WORK INSTRUCTIONS: Identify, in the records below, every line where the string "document" appears, and copy each such line.

DATA SUPPLIED:
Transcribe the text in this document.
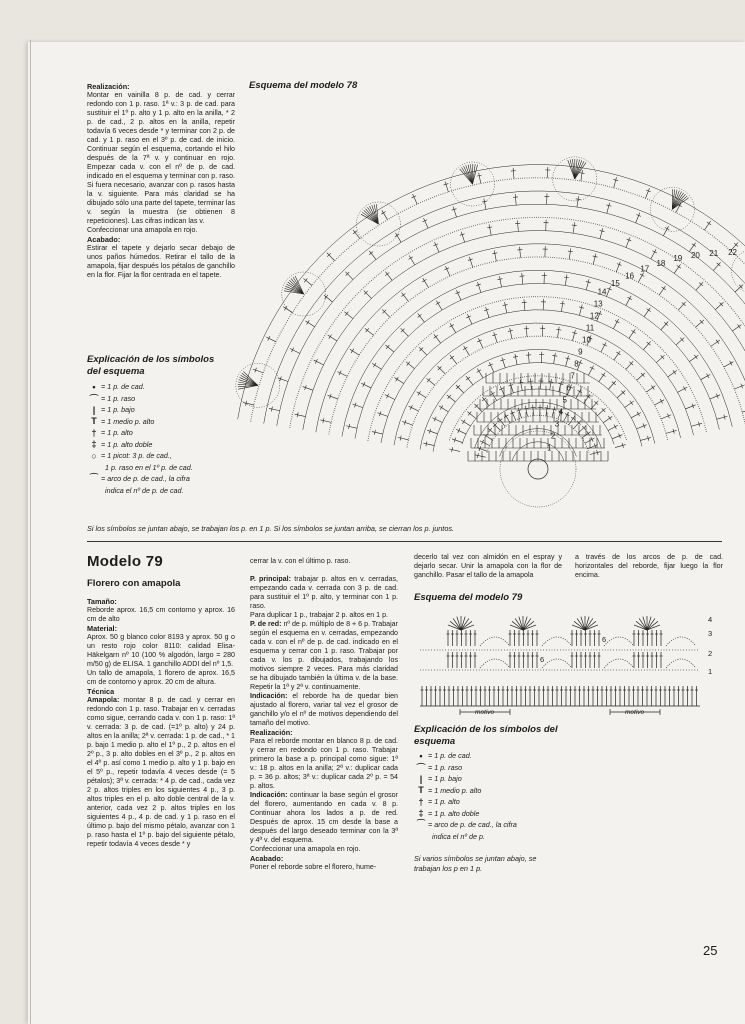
Realización:

Montar en vainilla 8 p. de cad. y cerrar redondo con 1 p. raso. 1ª v.: 3 p. de cad. para sustituir el 1º p. alto y 1 p. alto en la anilla, * 2 p. de cad., 2 p. altos en la anilla, repetir todavía 6 veces desde * y terminar con 2 p. de cad. y 1 p. raso en el 3º p. de cad. de inicio. Continuar según el esquema, cortando el hilo después de la 7ª v. y continuar en rojo. Empezar cada v. con el nº de p. de cad. indicado en el esquema y terminar con p. raso. Si fuera necesario, avanzar con p. rasos hasta la v. siguiente. Para más claridad se ha dibujado sólo una parte del tapete, terminar las v. según la muestra (se obtienen 8 repeticiones). Las cifras indican las v.

Confeccionar una amapola en rojo.

Acabado:

Estirar el tapete y dejarlo secar debajo de unos paños húmedos. Retirar el tallo de la amapola, fijar después los pétalos de ganchillo en la flor. Fijar la flor centrada en el tapete.

Esquema del modelo 78

1
2
3
4
5
6
7
8
9
10
11
12
13
14
15
16
17
18
19 20 21 22

Explicación de los símbolos

del esquema

• = 1 p. de cad.
⌒ = 1 p. raso
| = 1 p. bajo
T = 1 medio p. alto
† = 1 p. alto
‡ = 1 p. alto doble
○ = 1 picot: 3 p. de cad.,
1 p. raso en el 1º p. de cad.
⁀ = arco de p. de cad., la cifra
indica el nº de p. de cad.

Si los símbolos se juntan abajo, se trabajan los p. en 1 p. Si los símbolos se juntan arriba, se cierran los p. juntos.

Modelo 79
Florero con amapola

Tamaño:

Reborde aprox. 16,5 cm contorno y aprox. 16 cm de alto

Material:

Aprox. 50 g blanco color 8193 y aprox. 50 g o un resto rojo color 8110: calidad Elisa-Häkelgarn nº 10 (100 % algodón, largo = 280 m/50 g) de ELISA. 1 ganchillo ADDI del nº 1,5.

Un tallo de amapola, 1 florero de aprox. 16,5 cm de contorno y aprox. 20 cm de altura.

Técnica

Amapola: montar 8 p. de cad. y cerrar en redondo con 1 p. raso. Trabajar en v. cerradas como sigue, cerrando cada v. con 1 p. raso: 1ª v. cerrada: 3 p. de cad. (=1º p. alto) y 24 p. altos en la anilla; 2ª v. cerrada: 1 p. de cad., * 1 p. bajo 1 medio p. alto el 1º p., 2 p. altos en el 2º p., 3 p. alto dobles en el 3º p., 2 p. altos en el 4º p. así como 1 medio p. alto y 1 p. bajo en el 5º p., repetir todavía 4 veces desde (= 5 pétalos); 3ª v. cerrada: * 4 p. de cad., cada vez 2 p. altos triples en los siguientes 4 p., 3 p. altos triples en el p. alto doble central de la v. anterior, cada vez 2 p. altos triples en los siguientes 4 p., 4 p. de cad. y 1 p. raso en el último p. bajo del mismo pétalo, avanzar con 1 p. raso hasta el 1º p. bajo del siguiente pétalo, repetir todavía 4 veces desde * y

cerrar la v. con el último p. raso.

P. principal: trabajar p. altos en v. cerradas, empezando cada v. cerrada con 3 p. de cad. para sustituir el 1º p. alto, y terminar con 1 p. raso.

Para duplicar 1 p., trabajar 2 p. altos en 1 p.

P. de red: nº de p. múltiplo de 8 + 6 p. Trabajar según el esquema en v. cerradas, empezando cada v. con el nº de p. de cad. indicado en el esquema y cerrar con 1 p. raso. Trabajar por cada v. los p. dibujados, trabajando los motivos siempre 2 veces. Para más claridad se ha dibujado también la última v. de la base. Repetir la 1ª y 2ª v. continuamente.

Indicación: el reborde ha de quedar bien ajustado al florero, variar tal vez el grosor de ganchillo y/o el nº de motivos dependiendo del tamaño del motivo.

Realización:

Para el reborde montar en blanco 8 p. de cad. y cerrar en redondo con 1 p. raso. Trabajar primero la base a p. principal como sigue: 1ª v.: 18 p. altos en la anilla; 2ª v.: duplicar cada p. = 36 p. altos; 3ª v.: duplicar cada 2º p. = 54 p. altos.

Indicación: continuar la base según el grosor del florero, aumentando en cada v. 8 p. Continuar ahora los lados a p. de red. Después de aprox. 15 cm desde la base a después del largo deseado terminar con la 3ª y 4ª v. del esquema.

Confeccionar una amapola en rojo.

Acabado:

Poner el reborde sobre el florero, hume-

decerlo tal vez con almidón en el espray y dejarlo secar. Unir la amapola con la flor de ganchillo. Pasar el tallo de la amapola

a través de los arcos de p. de cad. horizontales del reborde, fijar luego la flor encima.

Esquema del modelo 79

4
3
2
1
6
6
motivo	motivo

Explicación de los símbolos del

esquema

• = 1 p. de cad.
⌒ = 1 p. raso
| = 1 p. bajo
T = 1 medio p. alto
† = 1 p. alto
‡ = 1 p. alto doble
⁀ = arco de p. de cad., la cifra
indica el nº de p.

Si varios símbolos se juntan abajo, se trabajan los p en 1 p.

25
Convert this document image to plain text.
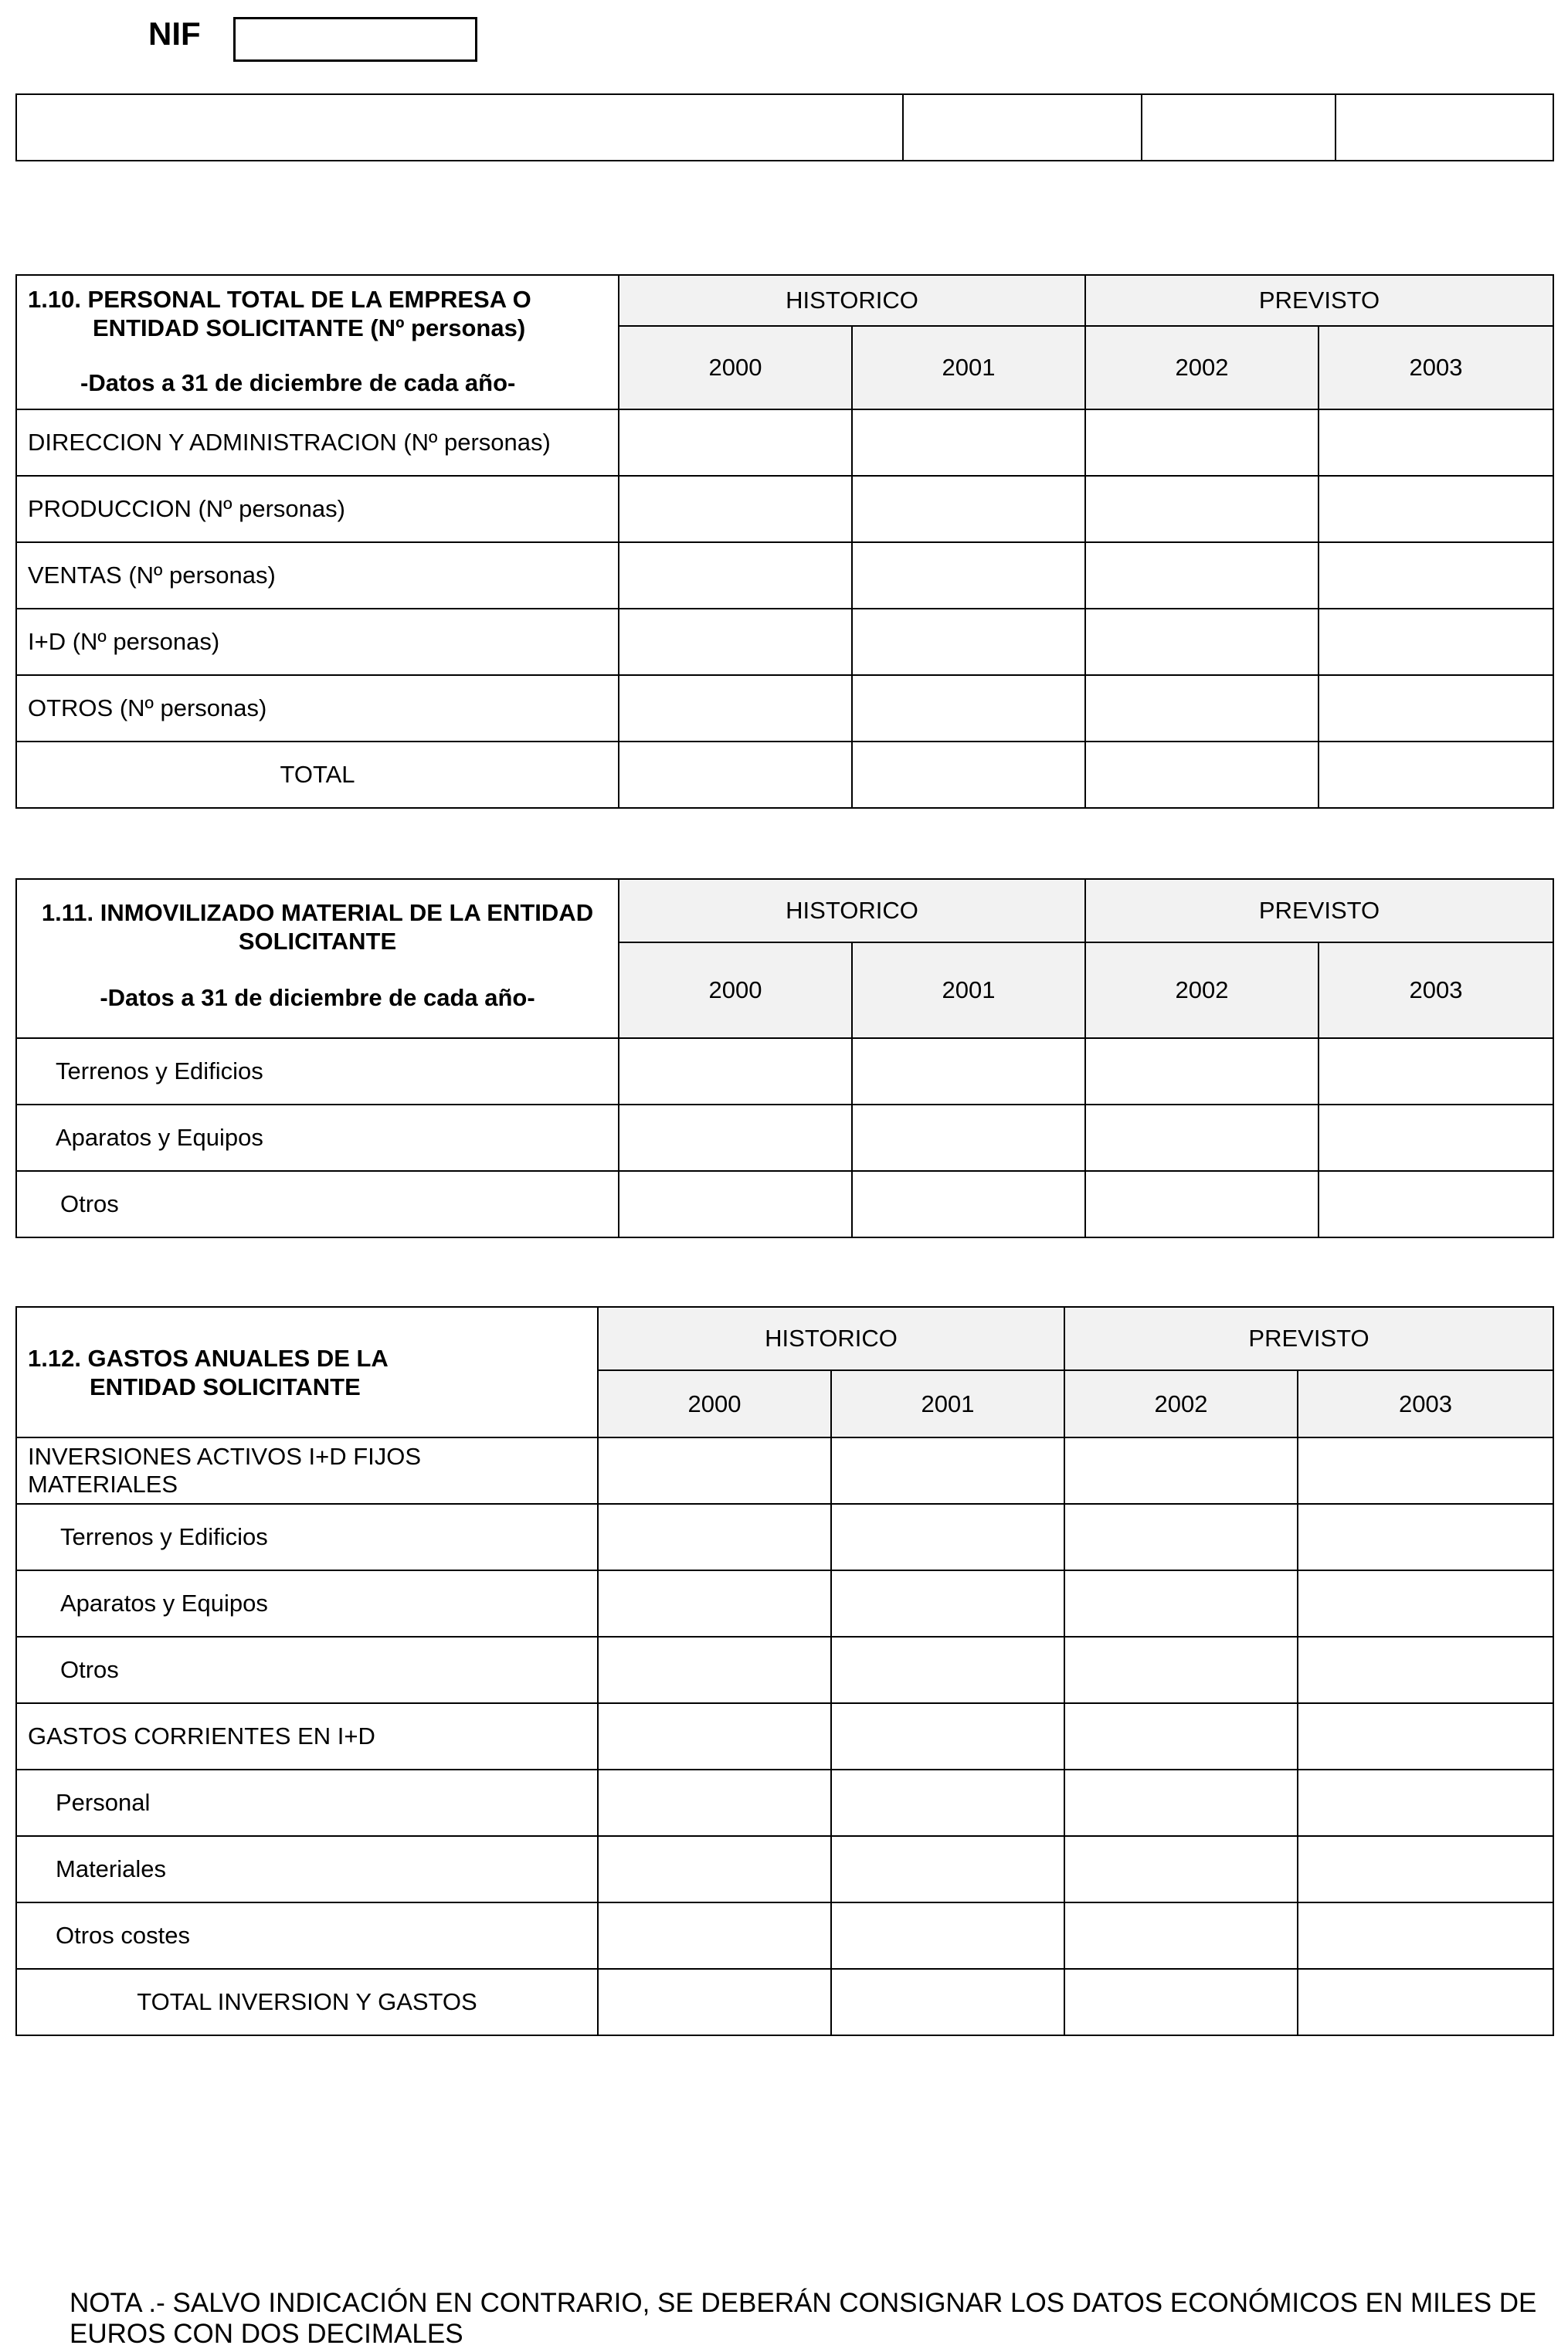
NIF

1.10. PERSONAL TOTAL DE LA EMPRESA O
ENTIDAD SOLICITANTE (Nº personas)
-Datos a 31 de diciembre de cada año-	HISTORICO		PREVISTO	
	2000	2001	2002	2003
DIRECCION Y ADMINISTRACION (Nº personas)				
PRODUCCION (Nº personas)				
VENTAS (Nº personas)				
I+D (Nº personas)				
OTROS (Nº personas)				
TOTAL				
1.11. INMOVILIZADO MATERIAL DE LA ENTIDAD
SOLICITANTE
-Datos a 31 de diciembre de cada año-	HISTORICO		PREVISTO	
	2000	2001	2002	2003
Terrenos y Edificios				
Aparatos y Equipos				
Otros				
1.12. GASTOS ANUALES DE LA
ENTIDAD SOLICITANTE	HISTORICO		PREVISTO	
	2000	2001	2002	2003
INVERSIONES ACTIVOS I+D FIJOS MATERIALES				
Terrenos y Edificios				
Aparatos y Equipos				
Otros				
GASTOS CORRIENTES EN I+D				
Personal				
Materiales				
Otros costes				
TOTAL INVERSION Y GASTOS				
NOTA .- SALVO INDICACIÓN EN CONTRARIO, SE DEBERÁN CONSIGNAR LOS DATOS ECONÓMICOS EN MILES DE EUROS CON DOS DECIMALES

RESPONSE FOR THIS EXERCISE:
Transcribe the text in this document.
Convert this document image to plain text.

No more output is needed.